** Start **

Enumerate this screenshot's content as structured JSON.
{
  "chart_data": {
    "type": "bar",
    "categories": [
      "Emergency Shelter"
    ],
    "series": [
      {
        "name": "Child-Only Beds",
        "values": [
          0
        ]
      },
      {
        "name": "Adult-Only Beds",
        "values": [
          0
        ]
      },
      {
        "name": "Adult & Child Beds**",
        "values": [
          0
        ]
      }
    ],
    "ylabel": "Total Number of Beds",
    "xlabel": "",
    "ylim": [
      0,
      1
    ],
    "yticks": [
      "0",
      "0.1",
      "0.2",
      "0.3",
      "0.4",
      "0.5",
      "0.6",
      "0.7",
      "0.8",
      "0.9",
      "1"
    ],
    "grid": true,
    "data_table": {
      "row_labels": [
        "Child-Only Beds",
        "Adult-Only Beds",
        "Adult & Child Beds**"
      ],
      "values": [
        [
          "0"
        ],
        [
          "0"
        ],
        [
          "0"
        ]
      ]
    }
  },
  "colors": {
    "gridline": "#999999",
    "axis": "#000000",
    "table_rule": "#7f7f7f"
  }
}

** End **

> [Short problem]
All lines that include "Beds" are to be gathered and copied.

> [Worked answer]
        "name": "Child-Only Beds",
        "name": "Adult-Only Beds",
        "name": "Adult & Child Beds**",
    "ylabel": "Total Number of Beds",
        "Child-Only Beds",
        "Adult-Only Beds",
        "Adult & Child Beds**"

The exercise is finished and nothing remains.